Exercise prompt.
Lay out the lines of the records as a Markdown table with the columns Row and Line. Begin at the line that has "145, 639, 326]", stop after the one that has "546, 203, 554]", and leave out any blank lines.

Spatial annotation records.
--------------------------------
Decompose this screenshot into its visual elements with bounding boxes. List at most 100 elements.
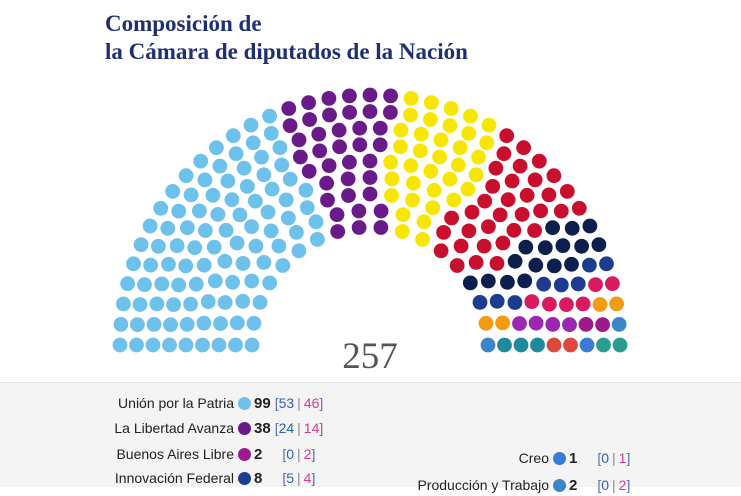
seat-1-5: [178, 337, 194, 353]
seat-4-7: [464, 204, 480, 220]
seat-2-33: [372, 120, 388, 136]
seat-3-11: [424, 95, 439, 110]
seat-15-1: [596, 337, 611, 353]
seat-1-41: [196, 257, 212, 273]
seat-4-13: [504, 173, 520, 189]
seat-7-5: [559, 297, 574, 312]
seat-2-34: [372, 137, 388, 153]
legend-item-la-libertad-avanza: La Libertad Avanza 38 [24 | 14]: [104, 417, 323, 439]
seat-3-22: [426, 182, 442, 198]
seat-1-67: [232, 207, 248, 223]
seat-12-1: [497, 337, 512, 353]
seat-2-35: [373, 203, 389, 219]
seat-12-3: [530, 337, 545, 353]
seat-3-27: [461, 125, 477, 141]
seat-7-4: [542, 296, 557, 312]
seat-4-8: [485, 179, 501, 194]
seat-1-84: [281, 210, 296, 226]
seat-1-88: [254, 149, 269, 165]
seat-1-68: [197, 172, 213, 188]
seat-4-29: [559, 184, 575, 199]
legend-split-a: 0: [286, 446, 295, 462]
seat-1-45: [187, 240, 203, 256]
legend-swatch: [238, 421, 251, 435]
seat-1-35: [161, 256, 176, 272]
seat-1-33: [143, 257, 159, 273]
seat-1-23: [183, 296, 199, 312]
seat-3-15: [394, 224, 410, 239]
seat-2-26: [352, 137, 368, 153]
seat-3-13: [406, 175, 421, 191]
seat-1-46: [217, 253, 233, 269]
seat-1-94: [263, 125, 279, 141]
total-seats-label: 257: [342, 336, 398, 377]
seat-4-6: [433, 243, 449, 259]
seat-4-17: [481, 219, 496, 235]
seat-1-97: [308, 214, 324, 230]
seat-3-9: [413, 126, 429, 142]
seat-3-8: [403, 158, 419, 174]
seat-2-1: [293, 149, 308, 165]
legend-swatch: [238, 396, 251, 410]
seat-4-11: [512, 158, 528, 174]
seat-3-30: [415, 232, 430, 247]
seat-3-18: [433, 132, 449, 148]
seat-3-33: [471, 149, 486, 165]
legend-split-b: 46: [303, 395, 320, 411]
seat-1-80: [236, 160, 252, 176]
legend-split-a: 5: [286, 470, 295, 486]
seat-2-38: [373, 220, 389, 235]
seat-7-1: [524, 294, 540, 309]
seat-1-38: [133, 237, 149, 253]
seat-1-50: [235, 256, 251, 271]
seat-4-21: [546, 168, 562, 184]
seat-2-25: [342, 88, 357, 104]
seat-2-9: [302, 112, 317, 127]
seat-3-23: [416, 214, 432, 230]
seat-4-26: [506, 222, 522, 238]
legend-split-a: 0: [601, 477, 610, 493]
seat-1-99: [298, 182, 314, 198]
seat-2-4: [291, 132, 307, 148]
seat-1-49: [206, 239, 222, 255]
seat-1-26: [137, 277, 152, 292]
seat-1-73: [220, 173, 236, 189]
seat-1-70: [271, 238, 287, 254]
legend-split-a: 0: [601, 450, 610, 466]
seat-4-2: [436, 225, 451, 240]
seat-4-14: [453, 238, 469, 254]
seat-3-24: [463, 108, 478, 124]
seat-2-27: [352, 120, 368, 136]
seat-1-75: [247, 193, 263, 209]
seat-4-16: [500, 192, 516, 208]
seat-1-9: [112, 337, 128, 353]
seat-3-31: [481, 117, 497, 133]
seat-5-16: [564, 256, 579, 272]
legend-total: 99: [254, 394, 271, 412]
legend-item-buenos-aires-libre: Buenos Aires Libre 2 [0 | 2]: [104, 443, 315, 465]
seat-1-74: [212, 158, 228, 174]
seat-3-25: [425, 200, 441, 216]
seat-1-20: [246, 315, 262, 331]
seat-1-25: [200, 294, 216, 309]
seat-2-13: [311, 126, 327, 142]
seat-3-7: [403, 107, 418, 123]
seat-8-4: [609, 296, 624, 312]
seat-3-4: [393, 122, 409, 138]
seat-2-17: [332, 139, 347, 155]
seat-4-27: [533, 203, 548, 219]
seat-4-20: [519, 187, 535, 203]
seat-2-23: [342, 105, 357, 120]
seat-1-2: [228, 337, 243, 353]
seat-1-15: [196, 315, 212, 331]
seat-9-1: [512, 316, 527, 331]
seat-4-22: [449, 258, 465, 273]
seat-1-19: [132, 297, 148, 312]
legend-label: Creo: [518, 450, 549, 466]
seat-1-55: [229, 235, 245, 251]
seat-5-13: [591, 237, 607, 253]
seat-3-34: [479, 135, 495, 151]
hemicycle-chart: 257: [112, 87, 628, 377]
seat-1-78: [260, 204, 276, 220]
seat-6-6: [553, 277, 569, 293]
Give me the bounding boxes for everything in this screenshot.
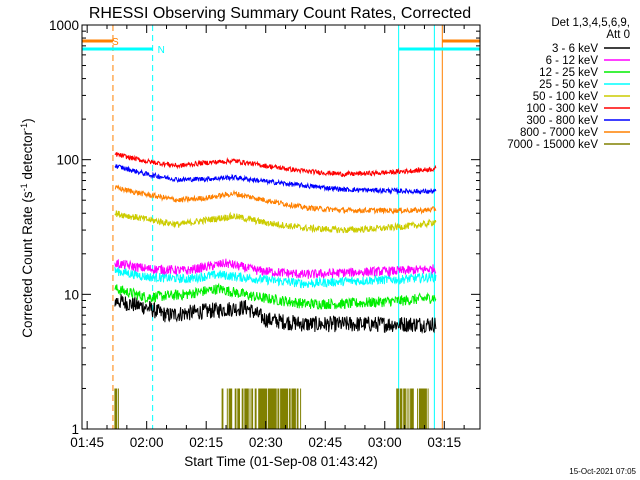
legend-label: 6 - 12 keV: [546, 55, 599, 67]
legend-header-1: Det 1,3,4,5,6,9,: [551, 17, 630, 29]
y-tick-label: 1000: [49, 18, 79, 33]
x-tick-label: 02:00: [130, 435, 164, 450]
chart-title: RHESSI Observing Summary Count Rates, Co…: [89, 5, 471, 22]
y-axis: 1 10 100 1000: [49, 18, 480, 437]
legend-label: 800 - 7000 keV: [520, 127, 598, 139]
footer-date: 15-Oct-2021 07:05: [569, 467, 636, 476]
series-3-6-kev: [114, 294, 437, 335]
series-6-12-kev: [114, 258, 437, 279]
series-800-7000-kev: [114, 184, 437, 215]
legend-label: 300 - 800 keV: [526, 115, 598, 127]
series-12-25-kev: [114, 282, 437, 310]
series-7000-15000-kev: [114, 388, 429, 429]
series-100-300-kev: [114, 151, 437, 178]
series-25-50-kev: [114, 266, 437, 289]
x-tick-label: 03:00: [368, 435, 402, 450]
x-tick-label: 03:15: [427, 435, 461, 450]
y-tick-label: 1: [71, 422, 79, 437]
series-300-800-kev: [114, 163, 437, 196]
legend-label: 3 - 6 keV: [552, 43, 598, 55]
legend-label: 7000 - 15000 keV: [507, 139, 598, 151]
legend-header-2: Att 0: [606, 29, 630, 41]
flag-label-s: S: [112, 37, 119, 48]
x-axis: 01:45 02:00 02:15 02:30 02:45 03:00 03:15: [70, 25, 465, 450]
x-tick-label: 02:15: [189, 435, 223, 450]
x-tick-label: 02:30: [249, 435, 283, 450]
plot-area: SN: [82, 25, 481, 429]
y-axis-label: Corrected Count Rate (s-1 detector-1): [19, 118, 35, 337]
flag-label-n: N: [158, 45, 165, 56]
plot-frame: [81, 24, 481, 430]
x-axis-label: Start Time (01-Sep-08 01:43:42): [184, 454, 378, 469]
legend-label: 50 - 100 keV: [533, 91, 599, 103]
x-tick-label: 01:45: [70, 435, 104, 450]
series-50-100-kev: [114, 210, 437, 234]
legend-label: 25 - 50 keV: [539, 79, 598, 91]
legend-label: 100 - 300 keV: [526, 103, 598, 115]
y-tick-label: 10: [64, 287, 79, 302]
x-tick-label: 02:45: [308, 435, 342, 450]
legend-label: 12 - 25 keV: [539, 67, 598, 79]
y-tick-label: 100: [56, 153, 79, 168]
--------------------------------
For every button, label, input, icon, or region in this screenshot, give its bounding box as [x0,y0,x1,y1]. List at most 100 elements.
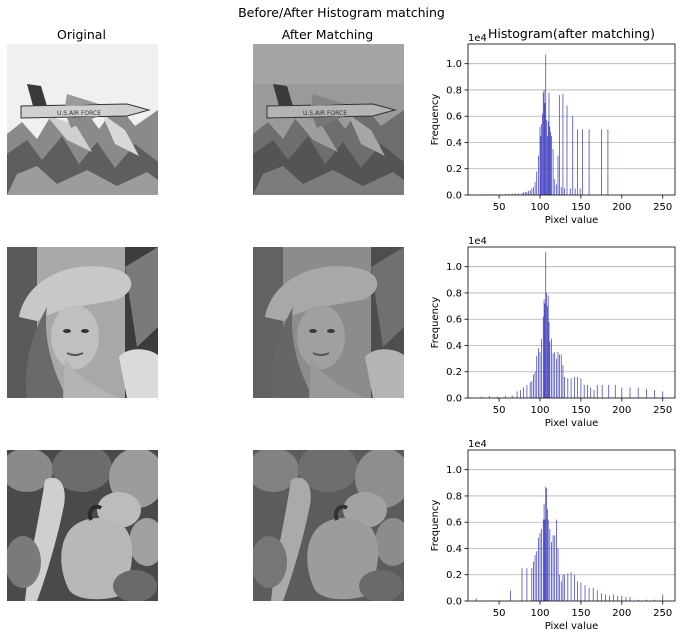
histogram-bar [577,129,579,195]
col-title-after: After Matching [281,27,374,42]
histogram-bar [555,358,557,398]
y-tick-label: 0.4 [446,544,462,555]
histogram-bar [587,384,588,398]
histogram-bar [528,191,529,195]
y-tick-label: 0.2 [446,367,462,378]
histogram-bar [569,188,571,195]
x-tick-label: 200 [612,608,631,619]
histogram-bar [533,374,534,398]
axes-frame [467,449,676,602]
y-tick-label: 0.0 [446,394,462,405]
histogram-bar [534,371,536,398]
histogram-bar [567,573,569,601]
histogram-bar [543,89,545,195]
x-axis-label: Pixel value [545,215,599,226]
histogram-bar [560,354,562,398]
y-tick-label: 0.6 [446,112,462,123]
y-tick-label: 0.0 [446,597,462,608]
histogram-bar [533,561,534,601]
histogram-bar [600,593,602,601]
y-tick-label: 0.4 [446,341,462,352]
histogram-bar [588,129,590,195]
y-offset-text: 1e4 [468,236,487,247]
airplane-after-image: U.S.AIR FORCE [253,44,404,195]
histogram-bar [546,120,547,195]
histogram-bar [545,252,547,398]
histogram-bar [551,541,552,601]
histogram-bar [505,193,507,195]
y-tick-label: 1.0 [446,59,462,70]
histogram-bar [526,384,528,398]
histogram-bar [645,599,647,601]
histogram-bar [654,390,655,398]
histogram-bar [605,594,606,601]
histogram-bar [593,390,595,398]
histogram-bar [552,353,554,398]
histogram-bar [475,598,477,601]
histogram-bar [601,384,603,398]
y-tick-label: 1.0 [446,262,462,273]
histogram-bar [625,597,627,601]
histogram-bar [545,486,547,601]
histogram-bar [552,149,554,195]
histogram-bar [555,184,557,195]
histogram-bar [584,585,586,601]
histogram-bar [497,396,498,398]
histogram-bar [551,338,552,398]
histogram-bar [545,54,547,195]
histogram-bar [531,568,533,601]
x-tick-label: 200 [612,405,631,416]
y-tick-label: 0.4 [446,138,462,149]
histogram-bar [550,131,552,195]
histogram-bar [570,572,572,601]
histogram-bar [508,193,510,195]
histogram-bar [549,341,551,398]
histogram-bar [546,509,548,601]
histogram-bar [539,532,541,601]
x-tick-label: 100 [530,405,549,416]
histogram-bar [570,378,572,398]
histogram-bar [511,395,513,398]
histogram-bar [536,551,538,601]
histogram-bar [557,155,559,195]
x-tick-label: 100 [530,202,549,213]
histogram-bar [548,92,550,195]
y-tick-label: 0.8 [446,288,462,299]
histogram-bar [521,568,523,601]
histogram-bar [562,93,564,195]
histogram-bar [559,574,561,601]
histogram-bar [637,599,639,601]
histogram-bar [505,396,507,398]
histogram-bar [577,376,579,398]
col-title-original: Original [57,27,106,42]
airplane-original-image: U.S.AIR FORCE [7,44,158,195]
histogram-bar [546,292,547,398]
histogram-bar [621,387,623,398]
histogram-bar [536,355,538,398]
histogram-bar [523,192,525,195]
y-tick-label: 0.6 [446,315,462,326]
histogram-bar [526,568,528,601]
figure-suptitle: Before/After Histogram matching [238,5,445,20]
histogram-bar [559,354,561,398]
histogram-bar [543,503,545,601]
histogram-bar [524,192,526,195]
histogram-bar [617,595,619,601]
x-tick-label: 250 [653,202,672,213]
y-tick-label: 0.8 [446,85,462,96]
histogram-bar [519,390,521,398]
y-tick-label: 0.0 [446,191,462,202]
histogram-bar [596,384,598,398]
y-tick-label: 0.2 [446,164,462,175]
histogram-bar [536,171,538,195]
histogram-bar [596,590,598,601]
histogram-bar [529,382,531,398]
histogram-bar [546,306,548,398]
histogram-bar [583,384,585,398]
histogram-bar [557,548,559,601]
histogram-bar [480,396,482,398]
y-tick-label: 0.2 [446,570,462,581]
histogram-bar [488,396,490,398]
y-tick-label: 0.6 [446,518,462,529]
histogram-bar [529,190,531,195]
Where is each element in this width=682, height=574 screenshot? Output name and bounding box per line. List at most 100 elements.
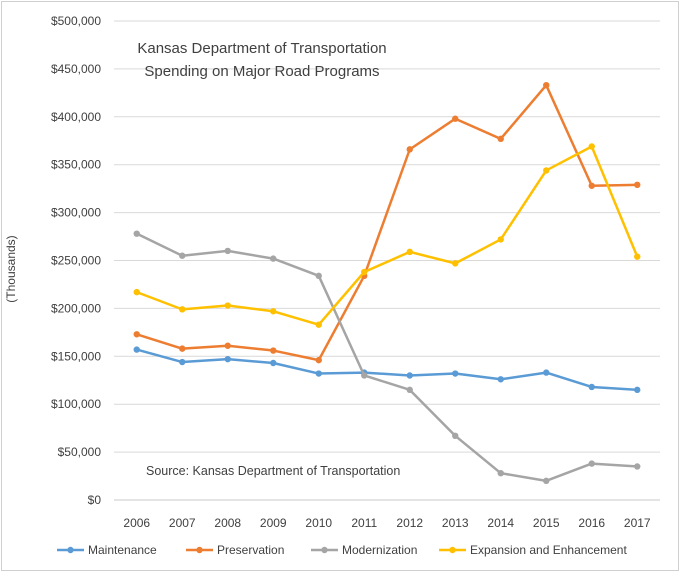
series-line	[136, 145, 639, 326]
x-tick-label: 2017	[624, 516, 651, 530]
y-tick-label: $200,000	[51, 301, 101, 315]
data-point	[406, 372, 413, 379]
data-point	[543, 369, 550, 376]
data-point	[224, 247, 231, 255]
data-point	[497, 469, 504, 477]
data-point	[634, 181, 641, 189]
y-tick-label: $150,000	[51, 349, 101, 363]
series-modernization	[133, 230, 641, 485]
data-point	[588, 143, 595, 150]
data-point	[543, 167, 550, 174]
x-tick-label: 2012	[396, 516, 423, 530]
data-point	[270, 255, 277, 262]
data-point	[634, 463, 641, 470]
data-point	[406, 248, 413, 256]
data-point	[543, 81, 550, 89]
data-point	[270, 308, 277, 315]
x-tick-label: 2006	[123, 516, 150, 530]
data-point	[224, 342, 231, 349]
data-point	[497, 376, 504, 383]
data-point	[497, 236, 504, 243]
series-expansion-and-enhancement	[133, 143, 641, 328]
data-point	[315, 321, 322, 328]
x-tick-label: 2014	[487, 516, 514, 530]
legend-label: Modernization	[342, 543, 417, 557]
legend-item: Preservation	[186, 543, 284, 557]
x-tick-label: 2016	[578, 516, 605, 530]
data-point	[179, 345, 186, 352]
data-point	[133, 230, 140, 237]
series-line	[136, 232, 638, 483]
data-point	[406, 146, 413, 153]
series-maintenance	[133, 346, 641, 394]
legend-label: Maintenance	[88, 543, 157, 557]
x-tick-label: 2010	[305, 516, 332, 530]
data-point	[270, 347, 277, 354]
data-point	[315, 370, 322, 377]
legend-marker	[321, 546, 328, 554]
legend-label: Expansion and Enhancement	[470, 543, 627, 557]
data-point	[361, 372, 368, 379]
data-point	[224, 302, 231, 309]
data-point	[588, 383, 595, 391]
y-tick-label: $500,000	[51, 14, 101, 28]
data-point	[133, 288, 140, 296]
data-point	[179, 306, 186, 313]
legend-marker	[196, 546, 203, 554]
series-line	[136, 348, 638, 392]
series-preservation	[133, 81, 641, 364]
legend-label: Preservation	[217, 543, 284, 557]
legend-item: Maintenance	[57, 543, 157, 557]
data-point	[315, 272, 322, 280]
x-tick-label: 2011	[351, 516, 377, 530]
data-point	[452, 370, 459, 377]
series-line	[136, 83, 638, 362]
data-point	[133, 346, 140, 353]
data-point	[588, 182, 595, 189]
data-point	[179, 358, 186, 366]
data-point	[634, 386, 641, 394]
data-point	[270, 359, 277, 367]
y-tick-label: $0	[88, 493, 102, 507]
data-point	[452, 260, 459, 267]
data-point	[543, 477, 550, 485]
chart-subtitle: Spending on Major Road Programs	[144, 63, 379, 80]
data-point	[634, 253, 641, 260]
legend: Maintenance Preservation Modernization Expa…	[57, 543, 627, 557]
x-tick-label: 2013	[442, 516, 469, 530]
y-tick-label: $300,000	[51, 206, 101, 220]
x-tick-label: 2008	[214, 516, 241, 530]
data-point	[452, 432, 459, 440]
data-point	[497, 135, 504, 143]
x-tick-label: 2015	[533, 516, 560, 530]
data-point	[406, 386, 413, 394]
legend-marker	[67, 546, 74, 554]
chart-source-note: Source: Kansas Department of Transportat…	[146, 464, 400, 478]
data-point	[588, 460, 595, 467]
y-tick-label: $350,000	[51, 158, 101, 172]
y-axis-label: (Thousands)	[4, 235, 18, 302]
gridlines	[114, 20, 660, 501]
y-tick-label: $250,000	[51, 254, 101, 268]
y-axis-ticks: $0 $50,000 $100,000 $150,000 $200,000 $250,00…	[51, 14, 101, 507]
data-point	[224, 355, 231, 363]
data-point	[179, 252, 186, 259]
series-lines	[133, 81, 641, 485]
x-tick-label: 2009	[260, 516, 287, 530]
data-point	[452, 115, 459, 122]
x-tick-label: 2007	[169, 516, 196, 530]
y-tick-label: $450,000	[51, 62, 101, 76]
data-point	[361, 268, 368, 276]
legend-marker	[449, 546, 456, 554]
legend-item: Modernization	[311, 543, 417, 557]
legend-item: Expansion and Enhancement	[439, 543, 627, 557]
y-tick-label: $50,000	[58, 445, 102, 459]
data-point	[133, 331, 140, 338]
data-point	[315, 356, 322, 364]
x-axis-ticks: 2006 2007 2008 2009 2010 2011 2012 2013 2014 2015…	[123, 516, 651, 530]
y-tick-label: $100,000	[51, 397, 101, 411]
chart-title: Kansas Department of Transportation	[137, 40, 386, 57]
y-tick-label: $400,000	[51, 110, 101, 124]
--------------------------------
Answer to this problem.
| Row | Line |
|---|---|
| 1 | series-line	[136, 145, 639, 326] |
| 2 | x-tick-label: 2017	[624, 516, 651, 530] |
| 3 | y-tick-label: $200,000	[51, 301, 101, 315] |
| 4 | data-point	[406, 372, 413, 379] |
| 5 | data-point	[543, 369, 550, 376] |
| 6 | data-point	[224, 247, 231, 255] |
| 7 | data-point	[497, 469, 504, 477] |
| 8 | data-point	[634, 181, 641, 189] |
| 9 | y-tick-label: $150,000	[51, 349, 101, 363] |
| 10 | series-modernization	[133, 230, 641, 485] |
| 11 | data-point	[588, 143, 595, 150] |
| 12 | data-point	[543, 167, 550, 174] |
| 13 | x-tick-label: 2012	[396, 516, 423, 530] |
| 14 | data-point	[270, 255, 277, 262] |
| 15 | data-point	[634, 463, 641, 470] |
| 16 | data-point	[406, 248, 413, 256] |
| 17 | data-point	[543, 81, 550, 89] |
| 18 | data-point	[270, 308, 277, 315] |
| 19 | x-tick-label: 2006	[123, 516, 150, 530] |
| 20 | data-point	[224, 342, 231, 349] |
| 21 | data-point	[497, 376, 504, 383] |
| 22 | data-point	[497, 236, 504, 243] |
| 23 | series-expansion-and-enhancement	[133, 143, 641, 328] |
| 24 | data-point	[315, 321, 322, 328] |
| 25 | x-tick-label: 2014	[487, 516, 514, 530] |
| 26 | legend-label: Modernization	[342, 543, 417, 557] |
| 27 | legend-item: Preservation	[186, 543, 284, 557] |
| 28 | x-tick-label: 2016	[578, 516, 605, 530] |
| 29 | data-point	[179, 345, 186, 352] |
| 30 | data-point	[133, 230, 140, 237] |
| 31 | series-line	[136, 232, 638, 483] |
| 32 | data-point	[406, 146, 413, 153] |
| 33 | series-maintenance	[133, 346, 641, 394] |
| 34 | legend-label: Maintenance	[88, 543, 157, 557] |
| 35 | x-tick-label: 2010	[305, 516, 332, 530] |
| 36 | data-point	[270, 347, 277, 354] |
| 37 | data-point	[315, 370, 322, 377] |
| 38 | legend-marker	[321, 546, 328, 554] |
| 39 | legend-label: Expansion and Enhancement	[470, 543, 627, 557] |
| 40 | data-point	[361, 372, 368, 379] |
| 41 | data-point	[224, 302, 231, 309] |
| 42 | data-point	[588, 383, 595, 391] |
| 43 | y-tick-label: $500,000	[51, 14, 101, 28] |
| 44 | data-point	[133, 288, 140, 296] |
| 45 | data-point	[179, 306, 186, 313] |
| 46 | legend-marker	[196, 546, 203, 554] |